• **Extracted text**:
◆ ◆ ◆
I've said I hope to write a book for my grandchildren, made up of lessons I've learned the hard way. Someday it might spare them mistakes, pain and frustration.
It occurred to me lately I continually learn lessons from the kids as well.
I babysit my grandkids two afternoons a week. It's not as intense as raising them, as lots of grandparents do. But it's enough time that I get to study them in their native habitat.
Here are a few bits of wisdom they're teaching me:
Never miss a local story.
■ Harper, 5: Small indulgences make life worthwhile.
No matter how tough a day Harper's had at pre-school, a quick stop at the candy store on the way home makes it OK. I realize it's now a societal transgression to praise the salutary effects of sweets, even in carefully rationed amounts. And yes, for those of you already ripping your hair, Harper also eats healthy foods, and remains a portrait of childhood beauty and haleness. For her, though, a piece or two of cream candy sets the planet aright. Such a simple, inexpensive treat; such a blissful smile.
■ Hadley, 4: Every story can be improved by a princess, a ballerina, a mermaid, a unicorn and a pink car with pink gasoline.
Ask Hadley where her dad is, what she did at the park or whether she can possibly locate the socks she took off. Her answer will be more or less the same.
It will wind on for 10 minutes and include a princess who showed up on a flying unicorn. The princess' friends, the ballerina and mermaid, came, too. Then they all drove off together in a pink car filled with pink gasoline — to find Hadley's socks. Or her dad. Or to try the swing set at the park.
◆ ◆ ◆
• **Dataset extract**:
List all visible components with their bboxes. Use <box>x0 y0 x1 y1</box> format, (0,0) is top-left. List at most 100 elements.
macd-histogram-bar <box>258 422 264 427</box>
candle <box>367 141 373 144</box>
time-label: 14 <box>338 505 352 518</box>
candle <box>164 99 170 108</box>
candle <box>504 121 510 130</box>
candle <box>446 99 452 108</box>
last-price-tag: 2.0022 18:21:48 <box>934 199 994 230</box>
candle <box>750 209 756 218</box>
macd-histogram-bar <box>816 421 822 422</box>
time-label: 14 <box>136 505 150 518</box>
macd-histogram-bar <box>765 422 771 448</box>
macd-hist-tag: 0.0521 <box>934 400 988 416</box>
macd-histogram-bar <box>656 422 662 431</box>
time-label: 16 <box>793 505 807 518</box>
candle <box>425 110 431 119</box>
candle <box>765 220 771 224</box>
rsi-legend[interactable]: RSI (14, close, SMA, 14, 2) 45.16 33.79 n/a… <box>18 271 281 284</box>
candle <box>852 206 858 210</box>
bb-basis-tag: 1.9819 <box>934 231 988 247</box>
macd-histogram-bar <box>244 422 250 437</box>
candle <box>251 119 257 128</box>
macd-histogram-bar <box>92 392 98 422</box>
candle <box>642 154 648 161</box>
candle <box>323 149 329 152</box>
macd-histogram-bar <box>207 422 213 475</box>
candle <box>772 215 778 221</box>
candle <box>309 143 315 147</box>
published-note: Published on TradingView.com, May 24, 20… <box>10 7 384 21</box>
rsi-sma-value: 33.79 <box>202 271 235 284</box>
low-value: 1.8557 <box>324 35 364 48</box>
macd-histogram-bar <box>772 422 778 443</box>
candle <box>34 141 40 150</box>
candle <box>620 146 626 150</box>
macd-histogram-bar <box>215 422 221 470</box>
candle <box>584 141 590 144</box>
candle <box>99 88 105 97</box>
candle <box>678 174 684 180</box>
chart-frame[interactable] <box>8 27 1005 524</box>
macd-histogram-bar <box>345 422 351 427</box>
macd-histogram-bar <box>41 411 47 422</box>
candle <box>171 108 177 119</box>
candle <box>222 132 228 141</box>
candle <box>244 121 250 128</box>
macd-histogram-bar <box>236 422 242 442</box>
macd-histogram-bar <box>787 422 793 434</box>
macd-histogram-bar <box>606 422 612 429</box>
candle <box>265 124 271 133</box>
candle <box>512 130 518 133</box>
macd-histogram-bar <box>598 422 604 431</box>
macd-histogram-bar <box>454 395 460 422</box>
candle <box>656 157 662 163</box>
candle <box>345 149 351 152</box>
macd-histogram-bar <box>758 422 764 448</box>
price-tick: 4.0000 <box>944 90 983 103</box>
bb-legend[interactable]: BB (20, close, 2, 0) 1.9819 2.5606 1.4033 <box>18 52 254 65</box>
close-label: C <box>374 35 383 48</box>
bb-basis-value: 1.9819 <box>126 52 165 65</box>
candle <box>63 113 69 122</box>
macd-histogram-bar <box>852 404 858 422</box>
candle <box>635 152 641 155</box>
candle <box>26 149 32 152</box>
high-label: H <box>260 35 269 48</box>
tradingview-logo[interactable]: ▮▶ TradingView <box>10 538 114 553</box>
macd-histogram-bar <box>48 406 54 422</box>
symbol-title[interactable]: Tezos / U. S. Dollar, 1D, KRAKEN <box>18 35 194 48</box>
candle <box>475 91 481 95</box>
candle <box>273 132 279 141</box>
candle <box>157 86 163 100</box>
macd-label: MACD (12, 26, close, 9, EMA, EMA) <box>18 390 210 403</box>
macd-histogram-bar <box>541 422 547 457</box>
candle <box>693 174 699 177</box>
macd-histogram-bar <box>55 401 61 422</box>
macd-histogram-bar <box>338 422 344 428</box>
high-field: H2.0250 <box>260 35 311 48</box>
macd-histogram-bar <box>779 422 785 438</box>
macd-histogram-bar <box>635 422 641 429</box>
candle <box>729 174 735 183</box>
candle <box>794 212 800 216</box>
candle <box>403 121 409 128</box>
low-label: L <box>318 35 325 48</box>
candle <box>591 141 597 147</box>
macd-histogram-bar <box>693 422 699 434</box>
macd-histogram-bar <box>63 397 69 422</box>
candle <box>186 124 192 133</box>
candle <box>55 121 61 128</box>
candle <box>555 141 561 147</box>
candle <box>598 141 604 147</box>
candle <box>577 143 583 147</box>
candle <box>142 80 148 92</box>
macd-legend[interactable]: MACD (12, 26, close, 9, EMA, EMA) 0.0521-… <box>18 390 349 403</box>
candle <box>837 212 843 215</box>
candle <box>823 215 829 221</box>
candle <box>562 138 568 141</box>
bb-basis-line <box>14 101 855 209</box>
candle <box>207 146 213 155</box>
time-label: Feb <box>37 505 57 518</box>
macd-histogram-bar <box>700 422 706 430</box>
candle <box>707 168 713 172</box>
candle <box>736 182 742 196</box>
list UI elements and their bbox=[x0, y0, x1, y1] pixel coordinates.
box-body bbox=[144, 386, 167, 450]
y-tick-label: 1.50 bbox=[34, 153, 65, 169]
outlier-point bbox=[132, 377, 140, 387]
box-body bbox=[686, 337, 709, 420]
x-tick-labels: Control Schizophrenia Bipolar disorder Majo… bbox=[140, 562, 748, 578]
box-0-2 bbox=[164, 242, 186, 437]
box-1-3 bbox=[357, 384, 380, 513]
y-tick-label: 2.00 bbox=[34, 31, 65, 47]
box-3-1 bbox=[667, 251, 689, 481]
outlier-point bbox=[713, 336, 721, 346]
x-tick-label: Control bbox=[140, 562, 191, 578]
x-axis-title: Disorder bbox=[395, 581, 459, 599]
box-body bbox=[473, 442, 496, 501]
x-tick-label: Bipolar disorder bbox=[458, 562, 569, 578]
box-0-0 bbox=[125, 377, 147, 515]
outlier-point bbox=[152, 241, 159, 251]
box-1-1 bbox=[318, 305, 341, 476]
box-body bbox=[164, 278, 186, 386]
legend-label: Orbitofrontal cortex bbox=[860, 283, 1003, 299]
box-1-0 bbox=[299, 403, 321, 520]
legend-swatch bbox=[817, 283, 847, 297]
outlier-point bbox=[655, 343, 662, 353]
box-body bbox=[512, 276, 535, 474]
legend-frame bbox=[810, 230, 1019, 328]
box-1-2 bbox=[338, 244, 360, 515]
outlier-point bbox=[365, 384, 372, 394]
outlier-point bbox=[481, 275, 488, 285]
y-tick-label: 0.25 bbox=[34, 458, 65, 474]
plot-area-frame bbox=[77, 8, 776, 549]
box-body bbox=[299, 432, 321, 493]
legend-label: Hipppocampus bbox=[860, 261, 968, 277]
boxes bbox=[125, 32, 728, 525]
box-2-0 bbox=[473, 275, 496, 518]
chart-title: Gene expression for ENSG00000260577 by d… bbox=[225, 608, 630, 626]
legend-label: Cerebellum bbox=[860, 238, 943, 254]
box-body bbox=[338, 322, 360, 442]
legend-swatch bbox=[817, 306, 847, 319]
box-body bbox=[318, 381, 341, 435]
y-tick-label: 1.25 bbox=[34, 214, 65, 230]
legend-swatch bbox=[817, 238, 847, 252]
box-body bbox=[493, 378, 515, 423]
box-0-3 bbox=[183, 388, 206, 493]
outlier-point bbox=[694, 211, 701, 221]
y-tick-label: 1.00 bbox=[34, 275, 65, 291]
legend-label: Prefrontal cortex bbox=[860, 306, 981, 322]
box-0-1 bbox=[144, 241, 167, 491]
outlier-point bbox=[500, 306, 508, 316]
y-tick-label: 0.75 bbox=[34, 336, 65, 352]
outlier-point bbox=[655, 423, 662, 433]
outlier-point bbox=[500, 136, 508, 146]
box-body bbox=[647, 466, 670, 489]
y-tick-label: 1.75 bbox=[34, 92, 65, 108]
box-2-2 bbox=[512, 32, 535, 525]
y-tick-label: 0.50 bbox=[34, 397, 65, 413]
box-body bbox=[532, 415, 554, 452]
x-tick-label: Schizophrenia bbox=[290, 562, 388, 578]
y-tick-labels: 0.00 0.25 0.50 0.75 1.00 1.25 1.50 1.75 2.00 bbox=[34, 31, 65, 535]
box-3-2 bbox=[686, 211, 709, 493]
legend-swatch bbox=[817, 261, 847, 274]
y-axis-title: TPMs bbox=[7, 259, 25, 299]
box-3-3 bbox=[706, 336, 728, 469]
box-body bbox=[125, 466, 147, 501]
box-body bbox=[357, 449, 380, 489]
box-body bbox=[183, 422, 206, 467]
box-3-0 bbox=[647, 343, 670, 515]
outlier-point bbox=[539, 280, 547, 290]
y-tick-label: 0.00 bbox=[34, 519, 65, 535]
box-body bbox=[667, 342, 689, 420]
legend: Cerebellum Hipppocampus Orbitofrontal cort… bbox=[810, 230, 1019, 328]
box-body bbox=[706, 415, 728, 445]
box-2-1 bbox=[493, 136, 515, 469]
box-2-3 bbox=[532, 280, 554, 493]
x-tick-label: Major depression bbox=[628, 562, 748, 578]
◆ ◆ ◆
• **Required actions**:
1) In the column about lessons learned from grandchildren, how many afternoons a week does the writer babysit?
2) Print the part of the grandchildren column between "It occurred to" and "a blissful smile.", inclusive.
The records have no connection to the text.

• **Results for the exercise**:
1) Two afternoons a week.

2)
It occurred to me lately I continually learn lessons from the kids as well.
I babysit my grandkids two afternoons a week. It's not as intense as raising them, as lots of grandparents do. But it's enough time that I get to study them in their native habitat.
Here are a few bits of wisdom they're teaching me:
Never miss a local story.
■ Harper, 5: Small indulgences make life worthwhile.
No matter how tough a day Harper's had at pre-school, a quick stop at the candy store on the way home makes it OK. I realize it's now a societal transgression to praise the salutary effects of sweets, even in carefully rationed amounts. And yes, for those of you already ripping your hair, Harper also eats healthy foods, and remains a portrait of childhood beauty and haleness. For her, though, a piece or two of cream candy sets the planet aright. Such a simple, inexpensive treat; such a blissful smile.